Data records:
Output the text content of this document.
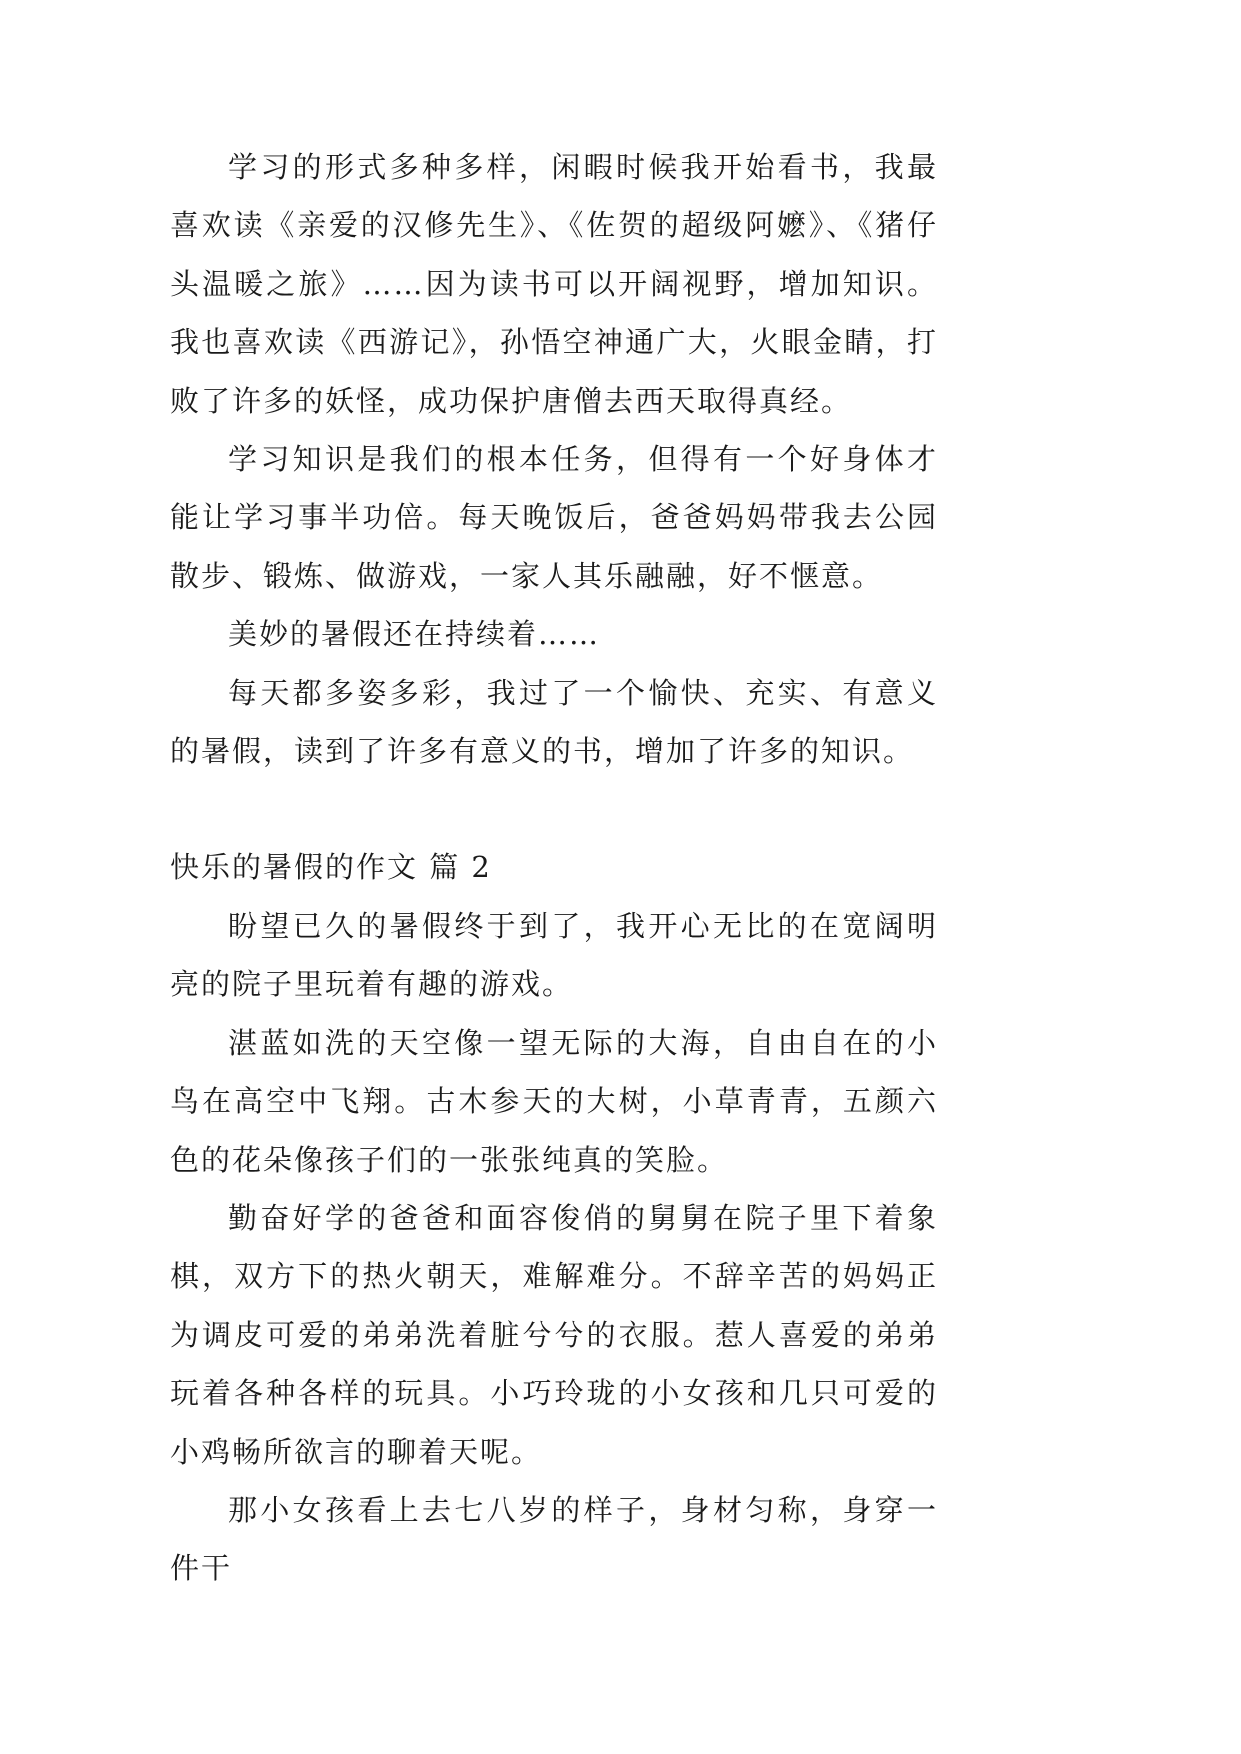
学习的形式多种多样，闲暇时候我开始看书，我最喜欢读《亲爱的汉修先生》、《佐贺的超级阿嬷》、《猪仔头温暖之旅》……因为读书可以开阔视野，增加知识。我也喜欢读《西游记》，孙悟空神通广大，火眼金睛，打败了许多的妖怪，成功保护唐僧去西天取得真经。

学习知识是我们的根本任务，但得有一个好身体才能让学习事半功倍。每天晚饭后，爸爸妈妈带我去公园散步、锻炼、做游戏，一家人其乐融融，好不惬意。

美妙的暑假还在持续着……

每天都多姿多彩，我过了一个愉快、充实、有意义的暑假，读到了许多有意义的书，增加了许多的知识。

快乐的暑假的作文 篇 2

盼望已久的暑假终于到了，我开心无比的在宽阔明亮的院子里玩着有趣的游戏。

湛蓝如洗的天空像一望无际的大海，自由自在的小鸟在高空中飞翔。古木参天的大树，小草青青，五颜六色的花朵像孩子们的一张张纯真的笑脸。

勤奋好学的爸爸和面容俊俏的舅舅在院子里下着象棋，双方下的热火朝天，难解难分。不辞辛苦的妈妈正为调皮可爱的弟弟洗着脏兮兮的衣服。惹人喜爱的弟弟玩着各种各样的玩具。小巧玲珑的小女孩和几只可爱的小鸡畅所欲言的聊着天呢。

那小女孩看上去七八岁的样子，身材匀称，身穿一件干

— Exercise goal —
An exact transcription of all the entries is required, without the pictures.

— Completed exercise —
Output the text content of this document.
学习的形式多种多样，闲暇时候我开始看书，我最喜欢读《亲爱的汉修先生》、《佐贺的超级阿嬷》、《猪仔头温暖之旅》……因为读书可以开阔视野，增加知识。我也喜欢读《西游记》，孙悟空神通广大，火眼金睛，打败了许多的妖怪，成功保护唐僧去西天取得真经。

学习知识是我们的根本任务，但得有一个好身体才能让学习事半功倍。每天晚饭后，爸爸妈妈带我去公园散步、锻炼、做游戏，一家人其乐融融，好不惬意。

美妙的暑假还在持续着……

每天都多姿多彩，我过了一个愉快、充实、有意义的暑假，读到了许多有意义的书，增加了许多的知识。

快乐的暑假的作文 篇 2

盼望已久的暑假终于到了，我开心无比的在宽阔明亮的院子里玩着有趣的游戏。

湛蓝如洗的天空像一望无际的大海，自由自在的小鸟在高空中飞翔。古木参天的大树，小草青青，五颜六色的花朵像孩子们的一张张纯真的笑脸。

勤奋好学的爸爸和面容俊俏的舅舅在院子里下着象棋，双方下的热火朝天，难解难分。不辞辛苦的妈妈正为调皮可爱的弟弟洗着脏兮兮的衣服。惹人喜爱的弟弟玩着各种各样的玩具。小巧玲珑的小女孩和几只可爱的小鸡畅所欲言的聊着天呢。

那小女孩看上去七八岁的样子，身材匀称，身穿一件干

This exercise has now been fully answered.